[TASK GOAL] Transcribe the full listing exactly, and drop every picture.

[RECORDS TO USE]
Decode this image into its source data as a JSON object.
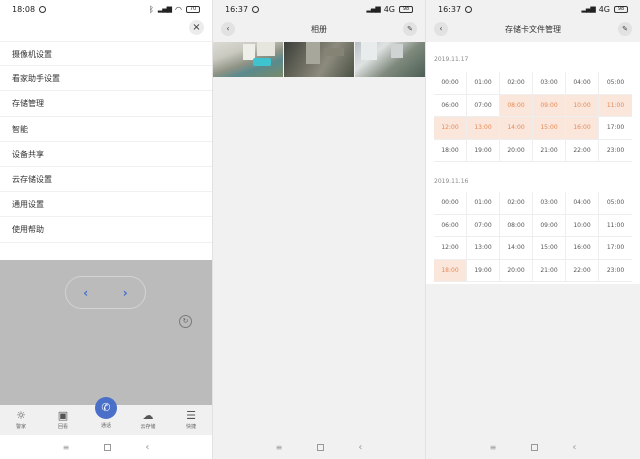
{
  "screen1": {
    "status": {
      "time": "18:08",
      "battery": "70"
    },
    "close_symbol": "×",
    "menu": [
      {
        "label": "摄像机设置"
      },
      {
        "label": "看家助手设置"
      },
      {
        "label": "存储管理"
      },
      {
        "label": "智能"
      },
      {
        "label": "设备共享"
      },
      {
        "label": "云存储设置"
      },
      {
        "label": "通用设置"
      },
      {
        "label": "使用帮助"
      }
    ],
    "ptz": {
      "left_icon": "chevron-left-icon",
      "right_icon": "chevron-right-icon"
    },
    "tabs": [
      {
        "label": "警家",
        "icon": "alarm-light-icon"
      },
      {
        "label": "回看",
        "icon": "playback-icon"
      },
      {
        "label": "通话",
        "icon": "phone-icon"
      },
      {
        "label": "云存储",
        "icon": "cloud-icon"
      },
      {
        "label": "快捷",
        "icon": "menu-icon"
      }
    ]
  },
  "screen2": {
    "status": {
      "time": "16:37",
      "network": "4G",
      "battery": "98"
    },
    "title": "相册",
    "thumbnails": [
      {
        "icon": "photo-thumbnail"
      },
      {
        "icon": "photo-thumbnail"
      },
      {
        "icon": "photo-thumbnail"
      }
    ]
  },
  "screen3": {
    "status": {
      "time": "16:37",
      "network": "4G",
      "battery": "98"
    },
    "title": "存储卡文件管理",
    "days": [
      {
        "date": "2019.11.17",
        "hours": [
          "00:00",
          "01:00",
          "02:00",
          "03:00",
          "04:00",
          "05:00",
          "06:00",
          "07:00",
          "08:00",
          "09:00",
          "10:00",
          "11:00",
          "12:00",
          "13:00",
          "14:00",
          "15:00",
          "16:00",
          "17:00",
          "18:00",
          "19:00",
          "20:00",
          "21:00",
          "22:00",
          "23:00"
        ],
        "recorded": [
          "08:00",
          "09:00",
          "10:00",
          "11:00",
          "12:00",
          "13:00",
          "14:00",
          "15:00",
          "16:00"
        ]
      },
      {
        "date": "2019.11.16",
        "hours": [
          "00:00",
          "01:00",
          "02:00",
          "03:00",
          "04:00",
          "05:00",
          "06:00",
          "07:00",
          "08:00",
          "09:00",
          "10:00",
          "11:00",
          "12:00",
          "13:00",
          "14:00",
          "15:00",
          "16:00",
          "17:00",
          "18:00",
          "19:00",
          "20:00",
          "21:00",
          "22:00",
          "23:00"
        ],
        "recorded": [
          "18:00"
        ]
      }
    ]
  },
  "colors": {
    "accent": "#4a6fc9",
    "recorded_bg": "#fbe6dc",
    "recorded_text": "#e58a55",
    "overlay": "#bbbbbb"
  }
}
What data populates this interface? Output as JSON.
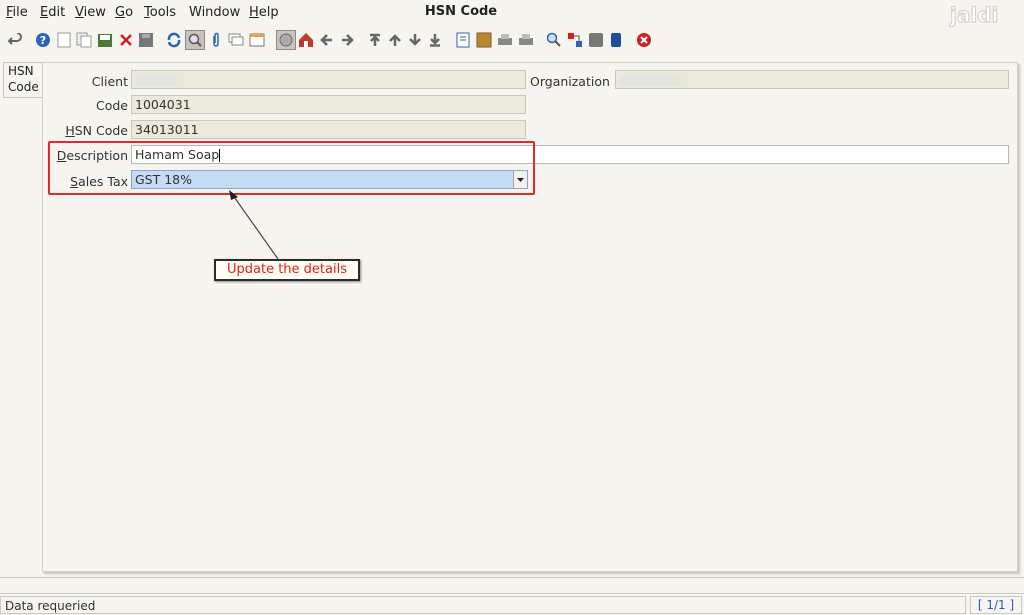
{
  "menu": {
    "items": [
      {
        "label": "File",
        "ul": "F",
        "rest": "ile"
      },
      {
        "label": "Edit",
        "ul": "E",
        "rest": "dit"
      },
      {
        "label": "View",
        "ul": "V",
        "rest": "iew"
      },
      {
        "label": "Go",
        "ul": "G",
        "rest": "o"
      },
      {
        "label": "Tools",
        "ul": "T",
        "rest": "ools"
      },
      {
        "label": "Window",
        "ul": "",
        "rest": "Window"
      },
      {
        "label": "Help",
        "ul": "H",
        "rest": "elp"
      }
    ]
  },
  "window_title": "HSN Code",
  "logo_text": "jaldi",
  "side_tab": {
    "line1": "HSN",
    "line2": "Code"
  },
  "form": {
    "client_label": "Client",
    "organization_label": "Organization",
    "code_label": "Code",
    "code_value": "1004031",
    "hsn_label_ul": "H",
    "hsn_label_rest": "SN Code",
    "hsn_value": "34013011",
    "description_label_ul": "D",
    "description_label_rest": "escription",
    "description_value": "Hamam Soap",
    "salestax_label_ul": "S",
    "salestax_label_rest": "ales Tax",
    "salestax_value": "GST 18%"
  },
  "annotation": {
    "text": "Update the details",
    "color": "#e02020"
  },
  "status": {
    "text": "Data requeried",
    "record_count": "[ 1/1 ]"
  }
}
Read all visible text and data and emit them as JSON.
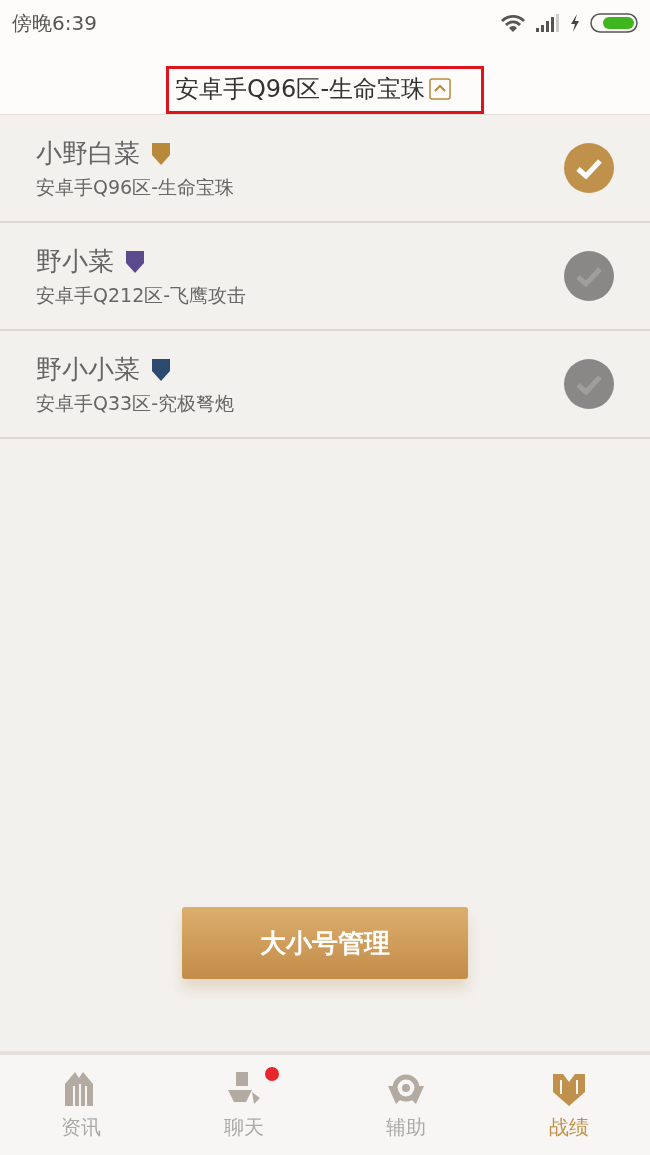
{
  "status_bar": {
    "time": "傍晚6:39"
  },
  "header": {
    "title": "安卓手Q96区-生命宝珠",
    "expanded": true,
    "highlighted": true
  },
  "accounts": [
    {
      "name": "小野白菜",
      "server": "安卓手Q96区-生命宝珠",
      "color": "#b8893a",
      "selected": true
    },
    {
      "name": "野小菜",
      "server": "安卓手Q212区-飞鹰攻击",
      "color": "#5a4a8e",
      "selected": false
    },
    {
      "name": "野小小菜",
      "server": "安卓手Q33区-究极弩炮",
      "color": "#2c4a6e",
      "selected": false
    }
  ],
  "manage_button": "大小号管理",
  "tabs": [
    {
      "label": "资讯",
      "kind": "news",
      "selected": false,
      "unread": false
    },
    {
      "label": "聊天",
      "kind": "chat",
      "selected": false,
      "unread": true
    },
    {
      "label": "辅助",
      "kind": "assist",
      "selected": false,
      "unread": false
    },
    {
      "label": "战绩",
      "kind": "record",
      "selected": true,
      "unread": false
    }
  ]
}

[THE SOLUTION]
Decode this image into its source data as a JSON object.
{
  "screen1": {
    "status": {
      "time": "18:08",
      "battery": "70"
    },
    "close_symbol": "×",
    "menu": [
      {
        "label": "摄像机设置"
      },
      {
        "label": "看家助手设置"
      },
      {
        "label": "存储管理"
      },
      {
        "label": "智能"
      },
      {
        "label": "设备共享"
      },
      {
        "label": "云存储设置"
      },
      {
        "label": "通用设置"
      },
      {
        "label": "使用帮助"
      }
    ],
    "ptz": {
      "left_icon": "chevron-left-icon",
      "right_icon": "chevron-right-icon"
    },
    "tabs": [
      {
        "label": "警家",
        "icon": "alarm-light-icon"
      },
      {
        "label": "回看",
        "icon": "playback-icon"
      },
      {
        "label": "通话",
        "icon": "phone-icon"
      },
      {
        "label": "云存储",
        "icon": "cloud-icon"
      },
      {
        "label": "快捷",
        "icon": "menu-icon"
      }
    ]
  },
  "screen2": {
    "status": {
      "time": "16:37",
      "network": "4G",
      "battery": "98"
    },
    "title": "相册",
    "thumbnails": [
      {
        "icon": "photo-thumbnail"
      },
      {
        "icon": "photo-thumbnail"
      },
      {
        "icon": "photo-thumbnail"
      }
    ]
  },
  "screen3": {
    "status": {
      "time": "16:37",
      "network": "4G",
      "battery": "98"
    },
    "title": "存储卡文件管理",
    "days": [
      {
        "date": "2019.11.17",
        "hours": [
          "00:00",
          "01:00",
          "02:00",
          "03:00",
          "04:00",
          "05:00",
          "06:00",
          "07:00",
          "08:00",
          "09:00",
          "10:00",
          "11:00",
          "12:00",
          "13:00",
          "14:00",
          "15:00",
          "16:00",
          "17:00",
          "18:00",
          "19:00",
          "20:00",
          "21:00",
          "22:00",
          "23:00"
        ],
        "recorded": [
          "08:00",
          "09:00",
          "10:00",
          "11:00",
          "12:00",
          "13:00",
          "14:00",
          "15:00",
          "16:00"
        ]
      },
      {
        "date": "2019.11.16",
        "hours": [
          "00:00",
          "01:00",
          "02:00",
          "03:00",
          "04:00",
          "05:00",
          "06:00",
          "07:00",
          "08:00",
          "09:00",
          "10:00",
          "11:00",
          "12:00",
          "13:00",
          "14:00",
          "15:00",
          "16:00",
          "17:00",
          "18:00",
          "19:00",
          "20:00",
          "21:00",
          "22:00",
          "23:00"
        ],
        "recorded": [
          "18:00"
        ]
      }
    ]
  },
  "colors": {
    "accent": "#4a6fc9",
    "recorded_bg": "#fbe6dc",
    "recorded_text": "#e58a55",
    "overlay": "#bbbbbb"
  }
}
What data populates this interface? Output as JSON.
{
  "menu": {
    "items": [
      {
        "label": "File",
        "ul": "F",
        "rest": "ile"
      },
      {
        "label": "Edit",
        "ul": "E",
        "rest": "dit"
      },
      {
        "label": "View",
        "ul": "V",
        "rest": "iew"
      },
      {
        "label": "Go",
        "ul": "G",
        "rest": "o"
      },
      {
        "label": "Tools",
        "ul": "T",
        "rest": "ools"
      },
      {
        "label": "Window",
        "ul": "",
        "rest": "Window"
      },
      {
        "label": "Help",
        "ul": "H",
        "rest": "elp"
      }
    ]
  },
  "window_title": "HSN Code",
  "logo_text": "jaldi",
  "side_tab": {
    "line1": "HSN",
    "line2": "Code"
  },
  "form": {
    "client_label": "Client",
    "organization_label": "Organization",
    "code_label": "Code",
    "code_value": "1004031",
    "hsn_label_ul": "H",
    "hsn_label_rest": "SN Code",
    "hsn_value": "34013011",
    "description_label_ul": "D",
    "description_label_rest": "escription",
    "description_value": "Hamam Soap",
    "salestax_label_ul": "S",
    "salestax_label_rest": "ales Tax",
    "salestax_value": "GST 18%"
  },
  "annotation": {
    "text": "Update the details",
    "color": "#e02020"
  },
  "status": {
    "text": "Data requeried",
    "record_count": "[ 1/1 ]"
  }
}
Read all visible text and data and emit them as JSON.
{
  "status_bar": {
    "time": "傍晚6:39"
  },
  "header": {
    "title": "安卓手Q96区-生命宝珠",
    "expanded": true,
    "highlighted": true
  },
  "accounts": [
    {
      "name": "小野白菜",
      "server": "安卓手Q96区-生命宝珠",
      "color": "#b8893a",
      "selected": true
    },
    {
      "name": "野小菜",
      "server": "安卓手Q212区-飞鹰攻击",
      "color": "#5a4a8e",
      "selected": false
    },
    {
      "name": "野小小菜",
      "server": "安卓手Q33区-究极弩炮",
      "color": "#2c4a6e",
      "selected": false
    }
  ],
  "manage_button": "大小号管理",
  "tabs": [
    {
      "label": "资讯",
      "kind": "news",
      "selected": false,
      "unread": false
    },
    {
      "label": "聊天",
      "kind": "chat",
      "selected": false,
      "unread": true
    },
    {
      "label": "辅助",
      "kind": "assist",
      "selected": false,
      "unread": false
    },
    {
      "label": "战绩",
      "kind": "record",
      "selected": true,
      "unread": false
    }
  ]
}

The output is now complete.